# Part of a data file:
================

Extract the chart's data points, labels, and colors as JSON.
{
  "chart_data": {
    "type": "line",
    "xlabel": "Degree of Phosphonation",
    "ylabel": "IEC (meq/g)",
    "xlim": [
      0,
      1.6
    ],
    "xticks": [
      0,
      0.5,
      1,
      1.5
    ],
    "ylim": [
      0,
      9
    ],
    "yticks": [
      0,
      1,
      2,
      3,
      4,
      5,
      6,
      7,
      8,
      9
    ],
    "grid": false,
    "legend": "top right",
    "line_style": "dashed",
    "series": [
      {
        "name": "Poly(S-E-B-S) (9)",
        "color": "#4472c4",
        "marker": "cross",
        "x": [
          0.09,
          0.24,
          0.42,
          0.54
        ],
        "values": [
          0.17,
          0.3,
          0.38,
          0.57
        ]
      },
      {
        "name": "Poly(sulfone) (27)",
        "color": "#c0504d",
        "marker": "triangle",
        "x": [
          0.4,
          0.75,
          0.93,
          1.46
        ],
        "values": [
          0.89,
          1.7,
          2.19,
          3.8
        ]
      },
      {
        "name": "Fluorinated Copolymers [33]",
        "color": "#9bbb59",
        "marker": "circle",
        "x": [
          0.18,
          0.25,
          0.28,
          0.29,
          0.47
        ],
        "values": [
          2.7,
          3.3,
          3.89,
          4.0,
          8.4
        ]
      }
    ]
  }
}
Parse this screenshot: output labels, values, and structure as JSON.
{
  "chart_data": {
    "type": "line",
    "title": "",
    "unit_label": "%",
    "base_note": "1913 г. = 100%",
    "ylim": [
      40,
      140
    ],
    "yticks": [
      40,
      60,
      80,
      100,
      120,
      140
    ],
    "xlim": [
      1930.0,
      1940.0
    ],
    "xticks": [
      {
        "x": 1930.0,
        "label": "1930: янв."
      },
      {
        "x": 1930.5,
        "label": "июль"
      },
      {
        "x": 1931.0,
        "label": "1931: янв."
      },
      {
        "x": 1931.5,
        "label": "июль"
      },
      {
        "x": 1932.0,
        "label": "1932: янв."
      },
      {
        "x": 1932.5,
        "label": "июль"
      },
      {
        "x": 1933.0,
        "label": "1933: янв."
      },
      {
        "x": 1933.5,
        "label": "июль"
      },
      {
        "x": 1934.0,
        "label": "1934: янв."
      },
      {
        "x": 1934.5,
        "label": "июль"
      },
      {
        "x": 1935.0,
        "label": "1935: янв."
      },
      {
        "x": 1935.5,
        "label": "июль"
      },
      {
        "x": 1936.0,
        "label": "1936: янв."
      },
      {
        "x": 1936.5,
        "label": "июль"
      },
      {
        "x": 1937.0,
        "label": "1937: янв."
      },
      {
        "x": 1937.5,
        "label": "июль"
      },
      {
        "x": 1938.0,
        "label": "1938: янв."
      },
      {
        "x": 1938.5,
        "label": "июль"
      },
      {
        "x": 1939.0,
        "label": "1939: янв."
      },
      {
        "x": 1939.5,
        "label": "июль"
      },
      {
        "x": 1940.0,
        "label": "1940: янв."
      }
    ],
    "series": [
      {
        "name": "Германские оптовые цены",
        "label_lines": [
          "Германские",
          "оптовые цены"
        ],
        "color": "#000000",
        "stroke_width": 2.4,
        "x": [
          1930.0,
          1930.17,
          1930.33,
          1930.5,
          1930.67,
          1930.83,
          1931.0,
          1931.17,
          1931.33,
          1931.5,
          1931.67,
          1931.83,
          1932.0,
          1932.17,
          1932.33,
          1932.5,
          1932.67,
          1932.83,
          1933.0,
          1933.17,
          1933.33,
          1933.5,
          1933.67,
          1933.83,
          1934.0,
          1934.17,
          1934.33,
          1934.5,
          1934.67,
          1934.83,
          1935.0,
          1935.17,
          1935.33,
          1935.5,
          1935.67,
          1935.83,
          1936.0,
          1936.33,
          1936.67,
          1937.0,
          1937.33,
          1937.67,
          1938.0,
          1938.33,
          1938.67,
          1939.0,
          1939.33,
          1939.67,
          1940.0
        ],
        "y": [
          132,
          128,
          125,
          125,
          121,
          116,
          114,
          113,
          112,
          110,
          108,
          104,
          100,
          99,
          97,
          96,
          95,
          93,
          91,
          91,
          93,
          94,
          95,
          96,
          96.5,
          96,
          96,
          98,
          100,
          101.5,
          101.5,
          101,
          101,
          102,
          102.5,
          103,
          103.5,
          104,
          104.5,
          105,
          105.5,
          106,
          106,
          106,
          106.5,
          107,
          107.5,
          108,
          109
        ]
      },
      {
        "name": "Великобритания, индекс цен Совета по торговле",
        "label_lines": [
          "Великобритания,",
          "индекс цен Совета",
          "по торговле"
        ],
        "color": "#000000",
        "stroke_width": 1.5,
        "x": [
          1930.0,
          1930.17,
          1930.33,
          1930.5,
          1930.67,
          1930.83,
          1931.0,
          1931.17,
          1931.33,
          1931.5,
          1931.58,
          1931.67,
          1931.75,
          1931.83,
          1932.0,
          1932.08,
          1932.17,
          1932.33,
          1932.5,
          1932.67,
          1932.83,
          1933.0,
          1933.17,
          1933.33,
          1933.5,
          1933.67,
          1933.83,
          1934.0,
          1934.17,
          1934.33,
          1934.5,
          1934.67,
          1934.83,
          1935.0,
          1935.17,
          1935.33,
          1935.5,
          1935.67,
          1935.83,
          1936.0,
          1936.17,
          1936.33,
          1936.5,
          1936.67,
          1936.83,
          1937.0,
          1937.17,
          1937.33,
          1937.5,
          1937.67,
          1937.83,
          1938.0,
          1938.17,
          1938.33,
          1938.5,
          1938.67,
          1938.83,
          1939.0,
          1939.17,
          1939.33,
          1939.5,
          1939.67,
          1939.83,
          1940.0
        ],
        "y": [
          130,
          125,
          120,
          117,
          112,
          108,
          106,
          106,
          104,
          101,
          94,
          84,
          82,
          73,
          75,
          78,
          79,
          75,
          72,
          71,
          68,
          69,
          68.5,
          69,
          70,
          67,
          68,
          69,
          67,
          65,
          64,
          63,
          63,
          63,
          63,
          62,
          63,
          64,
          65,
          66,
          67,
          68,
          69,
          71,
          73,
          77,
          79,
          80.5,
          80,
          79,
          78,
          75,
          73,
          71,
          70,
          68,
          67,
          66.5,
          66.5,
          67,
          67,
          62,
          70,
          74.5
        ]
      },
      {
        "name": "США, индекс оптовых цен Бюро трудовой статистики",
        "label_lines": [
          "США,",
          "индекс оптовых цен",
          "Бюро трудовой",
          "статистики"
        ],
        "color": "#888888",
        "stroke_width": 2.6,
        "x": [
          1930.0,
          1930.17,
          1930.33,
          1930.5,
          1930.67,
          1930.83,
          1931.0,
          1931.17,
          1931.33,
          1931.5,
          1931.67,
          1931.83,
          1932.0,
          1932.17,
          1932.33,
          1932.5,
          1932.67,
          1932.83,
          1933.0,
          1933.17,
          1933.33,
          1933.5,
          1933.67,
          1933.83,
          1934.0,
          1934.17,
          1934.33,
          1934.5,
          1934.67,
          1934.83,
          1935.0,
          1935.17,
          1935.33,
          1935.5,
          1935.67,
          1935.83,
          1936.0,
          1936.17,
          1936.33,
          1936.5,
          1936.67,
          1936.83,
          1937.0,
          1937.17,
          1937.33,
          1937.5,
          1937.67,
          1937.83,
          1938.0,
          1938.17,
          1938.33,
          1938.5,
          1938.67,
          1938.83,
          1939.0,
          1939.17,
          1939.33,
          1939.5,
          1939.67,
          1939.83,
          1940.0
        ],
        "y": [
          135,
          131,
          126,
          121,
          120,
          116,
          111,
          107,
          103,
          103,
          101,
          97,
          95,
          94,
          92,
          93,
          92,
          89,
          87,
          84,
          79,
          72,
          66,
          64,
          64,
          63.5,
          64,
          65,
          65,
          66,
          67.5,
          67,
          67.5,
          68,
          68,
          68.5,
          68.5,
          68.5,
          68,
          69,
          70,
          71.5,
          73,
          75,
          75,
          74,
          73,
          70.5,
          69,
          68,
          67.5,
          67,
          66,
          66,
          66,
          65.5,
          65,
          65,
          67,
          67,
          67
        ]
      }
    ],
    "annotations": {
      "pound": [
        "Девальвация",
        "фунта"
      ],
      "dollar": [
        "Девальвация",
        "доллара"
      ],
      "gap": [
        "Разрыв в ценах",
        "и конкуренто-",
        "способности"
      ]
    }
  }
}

================

# Exercise brief:
Within the data above, pick out all lines holding the word "Бюро".

# Result of this task:
        "name": "США, индекс оптовых цен Бюро трудовой статистики",
          "Бюро трудовой",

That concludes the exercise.